/---

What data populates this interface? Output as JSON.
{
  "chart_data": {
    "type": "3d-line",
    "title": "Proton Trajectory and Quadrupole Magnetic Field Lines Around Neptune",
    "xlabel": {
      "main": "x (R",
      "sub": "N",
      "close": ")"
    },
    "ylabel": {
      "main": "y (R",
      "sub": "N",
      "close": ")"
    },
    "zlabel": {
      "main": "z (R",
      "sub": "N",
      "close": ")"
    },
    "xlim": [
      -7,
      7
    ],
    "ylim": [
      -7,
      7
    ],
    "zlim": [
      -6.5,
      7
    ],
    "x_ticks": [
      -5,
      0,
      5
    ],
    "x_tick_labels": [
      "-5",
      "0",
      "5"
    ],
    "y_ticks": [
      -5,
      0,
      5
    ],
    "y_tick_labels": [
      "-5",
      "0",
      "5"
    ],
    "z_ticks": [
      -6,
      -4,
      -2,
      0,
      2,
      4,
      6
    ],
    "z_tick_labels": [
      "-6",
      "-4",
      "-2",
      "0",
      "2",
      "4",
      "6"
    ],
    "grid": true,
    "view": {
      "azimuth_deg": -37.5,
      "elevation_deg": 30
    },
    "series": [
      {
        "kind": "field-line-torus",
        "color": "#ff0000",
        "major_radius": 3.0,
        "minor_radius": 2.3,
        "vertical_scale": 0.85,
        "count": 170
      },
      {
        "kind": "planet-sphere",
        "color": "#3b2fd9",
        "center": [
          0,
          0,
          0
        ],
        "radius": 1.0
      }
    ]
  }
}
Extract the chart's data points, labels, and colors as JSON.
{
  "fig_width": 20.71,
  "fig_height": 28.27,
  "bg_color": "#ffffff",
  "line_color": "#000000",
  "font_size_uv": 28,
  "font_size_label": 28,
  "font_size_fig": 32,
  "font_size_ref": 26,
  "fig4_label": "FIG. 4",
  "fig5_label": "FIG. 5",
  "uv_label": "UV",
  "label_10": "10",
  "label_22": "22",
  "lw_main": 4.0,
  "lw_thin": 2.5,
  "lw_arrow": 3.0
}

\---

● Task: Find the line that contains "Extract the chart's" in the listing above. Retype it and every line after it up to the last, exactly, and nothing else.

● Exercise answer:
Extract the chart's data points, labels, and colors as JSON.
{
  "fig_width": 20.71,
  "fig_height": 28.27,
  "bg_color": "#ffffff",
  "line_color": "#000000",
  "font_size_uv": 28,
  "font_size_label": 28,
  "font_size_fig": 32,
  "font_size_ref": 26,
  "fig4_label": "FIG. 4",
  "fig5_label": "FIG. 5",
  "uv_label": "UV",
  "label_10": "10",
  "label_22": "22",
  "lw_main": 4.0,
  "lw_thin": 2.5,
  "lw_arrow": 3.0
}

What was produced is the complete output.